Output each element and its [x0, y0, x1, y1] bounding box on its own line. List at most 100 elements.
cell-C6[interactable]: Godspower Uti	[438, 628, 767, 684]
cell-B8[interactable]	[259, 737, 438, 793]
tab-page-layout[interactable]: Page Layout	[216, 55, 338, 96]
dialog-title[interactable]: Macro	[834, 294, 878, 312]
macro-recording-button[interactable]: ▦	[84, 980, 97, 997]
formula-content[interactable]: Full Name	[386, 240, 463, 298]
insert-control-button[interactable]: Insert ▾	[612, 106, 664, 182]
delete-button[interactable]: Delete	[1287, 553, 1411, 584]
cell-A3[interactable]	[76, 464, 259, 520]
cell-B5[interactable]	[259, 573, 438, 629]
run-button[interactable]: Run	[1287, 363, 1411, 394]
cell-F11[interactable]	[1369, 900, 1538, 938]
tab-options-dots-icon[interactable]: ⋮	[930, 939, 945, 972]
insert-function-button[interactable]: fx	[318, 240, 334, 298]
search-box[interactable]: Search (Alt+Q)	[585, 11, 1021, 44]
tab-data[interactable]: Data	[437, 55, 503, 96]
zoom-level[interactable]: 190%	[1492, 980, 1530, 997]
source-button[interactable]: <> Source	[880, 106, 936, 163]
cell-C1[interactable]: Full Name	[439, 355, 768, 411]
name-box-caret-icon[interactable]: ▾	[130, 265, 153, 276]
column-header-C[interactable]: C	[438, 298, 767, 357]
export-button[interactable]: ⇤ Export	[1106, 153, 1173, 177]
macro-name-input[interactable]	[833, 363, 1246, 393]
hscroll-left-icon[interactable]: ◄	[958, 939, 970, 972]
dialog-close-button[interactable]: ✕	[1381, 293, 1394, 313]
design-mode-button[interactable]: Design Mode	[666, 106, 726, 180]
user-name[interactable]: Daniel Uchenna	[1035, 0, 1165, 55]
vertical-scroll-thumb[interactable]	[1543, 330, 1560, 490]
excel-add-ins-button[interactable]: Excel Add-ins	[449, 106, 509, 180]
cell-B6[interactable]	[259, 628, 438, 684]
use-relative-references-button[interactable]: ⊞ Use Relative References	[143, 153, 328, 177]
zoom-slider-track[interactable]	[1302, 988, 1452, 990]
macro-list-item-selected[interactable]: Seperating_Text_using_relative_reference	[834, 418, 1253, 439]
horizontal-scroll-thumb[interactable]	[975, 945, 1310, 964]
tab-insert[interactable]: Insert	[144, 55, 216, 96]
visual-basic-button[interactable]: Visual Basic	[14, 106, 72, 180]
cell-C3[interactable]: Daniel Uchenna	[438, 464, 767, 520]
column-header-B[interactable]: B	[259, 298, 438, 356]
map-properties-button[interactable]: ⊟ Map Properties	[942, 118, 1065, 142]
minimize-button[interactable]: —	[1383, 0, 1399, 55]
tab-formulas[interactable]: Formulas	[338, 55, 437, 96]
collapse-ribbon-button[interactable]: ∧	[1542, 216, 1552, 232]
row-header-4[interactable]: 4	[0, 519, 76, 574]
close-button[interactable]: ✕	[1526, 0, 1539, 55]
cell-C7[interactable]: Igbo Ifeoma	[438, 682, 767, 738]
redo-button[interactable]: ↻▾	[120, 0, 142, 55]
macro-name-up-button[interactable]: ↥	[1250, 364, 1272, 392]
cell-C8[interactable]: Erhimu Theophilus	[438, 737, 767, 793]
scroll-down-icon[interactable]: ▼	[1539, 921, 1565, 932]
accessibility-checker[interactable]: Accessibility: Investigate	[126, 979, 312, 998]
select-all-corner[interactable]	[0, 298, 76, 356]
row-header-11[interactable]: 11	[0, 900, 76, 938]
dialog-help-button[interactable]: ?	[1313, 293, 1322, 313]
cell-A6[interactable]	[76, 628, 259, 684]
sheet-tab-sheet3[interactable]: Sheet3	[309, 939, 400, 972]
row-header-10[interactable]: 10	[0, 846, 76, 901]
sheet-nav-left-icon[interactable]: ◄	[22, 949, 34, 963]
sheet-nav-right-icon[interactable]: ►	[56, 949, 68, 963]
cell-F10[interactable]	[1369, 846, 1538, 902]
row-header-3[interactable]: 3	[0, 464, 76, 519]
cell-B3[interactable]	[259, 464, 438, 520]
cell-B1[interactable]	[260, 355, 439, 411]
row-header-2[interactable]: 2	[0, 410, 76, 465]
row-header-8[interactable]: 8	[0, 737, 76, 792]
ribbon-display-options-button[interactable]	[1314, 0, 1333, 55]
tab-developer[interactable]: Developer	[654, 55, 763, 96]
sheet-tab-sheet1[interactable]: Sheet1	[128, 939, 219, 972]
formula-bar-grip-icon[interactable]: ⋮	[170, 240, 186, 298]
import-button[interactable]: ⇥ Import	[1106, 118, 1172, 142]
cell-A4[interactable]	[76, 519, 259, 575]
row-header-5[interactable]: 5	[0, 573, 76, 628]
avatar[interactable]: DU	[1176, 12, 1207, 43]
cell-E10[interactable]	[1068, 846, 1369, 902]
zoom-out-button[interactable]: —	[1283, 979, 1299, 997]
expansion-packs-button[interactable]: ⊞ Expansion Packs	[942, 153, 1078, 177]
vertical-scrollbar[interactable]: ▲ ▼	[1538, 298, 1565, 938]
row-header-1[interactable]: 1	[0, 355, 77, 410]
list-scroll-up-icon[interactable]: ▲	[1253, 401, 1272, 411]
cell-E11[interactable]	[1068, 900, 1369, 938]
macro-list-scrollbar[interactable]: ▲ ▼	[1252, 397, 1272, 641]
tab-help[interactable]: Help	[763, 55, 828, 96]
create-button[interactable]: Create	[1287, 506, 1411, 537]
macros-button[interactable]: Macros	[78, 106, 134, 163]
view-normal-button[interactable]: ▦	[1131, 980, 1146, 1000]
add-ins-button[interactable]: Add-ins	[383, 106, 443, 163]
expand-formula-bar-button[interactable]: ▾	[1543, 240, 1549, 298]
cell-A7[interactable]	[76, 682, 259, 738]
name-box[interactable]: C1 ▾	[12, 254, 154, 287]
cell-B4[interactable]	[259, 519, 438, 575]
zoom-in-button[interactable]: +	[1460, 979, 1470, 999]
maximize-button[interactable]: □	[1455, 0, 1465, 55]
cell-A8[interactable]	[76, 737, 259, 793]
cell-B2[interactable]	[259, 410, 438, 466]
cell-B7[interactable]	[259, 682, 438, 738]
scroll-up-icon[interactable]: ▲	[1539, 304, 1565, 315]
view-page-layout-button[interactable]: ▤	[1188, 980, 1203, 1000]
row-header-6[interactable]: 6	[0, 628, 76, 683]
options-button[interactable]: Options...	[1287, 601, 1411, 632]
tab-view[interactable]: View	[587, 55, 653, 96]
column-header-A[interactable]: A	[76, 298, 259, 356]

# INSTRUCTION
Lay out the records, from their first line through the line containing "330, 1560, 490]", as a JSON list of strings with one string per line and blank lines omitted.

# EXERCISE OUTPUT
[
  "Output each element and its [x0, y0, x1, y1] bounding box on its own line. List at most 100 elements.",
  "cell-C6[interactable]: Godspower Uti\t[438, 628, 767, 684]",
  "cell-B8[interactable]\t[259, 737, 438, 793]",
  "tab-page-layout[interactable]: Page Layout\t[216, 55, 338, 96]",
  "dialog-title[interactable]: Macro\t[834, 294, 878, 312]",
  "macro-recording-button[interactable]: ▦\t[84, 980, 97, 997]",
  "formula-content[interactable]: Full Name\t[386, 240, 463, 298]",
  "insert-control-button[interactable]: Insert ▾\t[612, 106, 664, 182]",
  "delete-button[interactable]: Delete\t[1287, 553, 1411, 584]",
  "cell-A3[interactable]\t[76, 464, 259, 520]",
  "cell-B5[interactable]\t[259, 573, 438, 629]",
  "run-button[interactable]: Run\t[1287, 363, 1411, 394]",
  "cell-F11[interactable]\t[1369, 900, 1538, 938]",
  "tab-options-dots-icon[interactable]: ⋮\t[930, 939, 945, 972]",
  "insert-function-button[interactable]: fx\t[318, 240, 334, 298]",
  "search-box[interactable]: Search (Alt+Q)\t[585, 11, 1021, 44]",
  "tab-data[interactable]: Data\t[437, 55, 503, 96]",
  "zoom-level[interactable]: 190%\t[1492, 980, 1530, 997]",
  "source-button[interactable]: <> Source\t[880, 106, 936, 163]",
  "cell-C1[interactable]: Full Name\t[439, 355, 768, 411]",
  "name-box-caret-icon[interactable]: ▾\t[130, 265, 153, 276]",
  "column-header-C[interactable]: C\t[438, 298, 767, 357]",
  "export-button[interactable]: ⇤ Export\t[1106, 153, 1173, 177]",
  "macro-name-input[interactable]\t[833, 363, 1246, 393]",
  "hscroll-left-icon[interactable]: ◄\t[958, 939, 970, 972]",
  "dialog-close-button[interactable]: ✕\t[1381, 293, 1394, 313]",
  "design-mode-button[interactable]: Design Mode\t[666, 106, 726, 180]",
  "user-name[interactable]: Daniel Uchenna\t[1035, 0, 1165, 55]",
  "vertical-scroll-thumb[interactable]\t[1543, 330, 1560, 490]"
]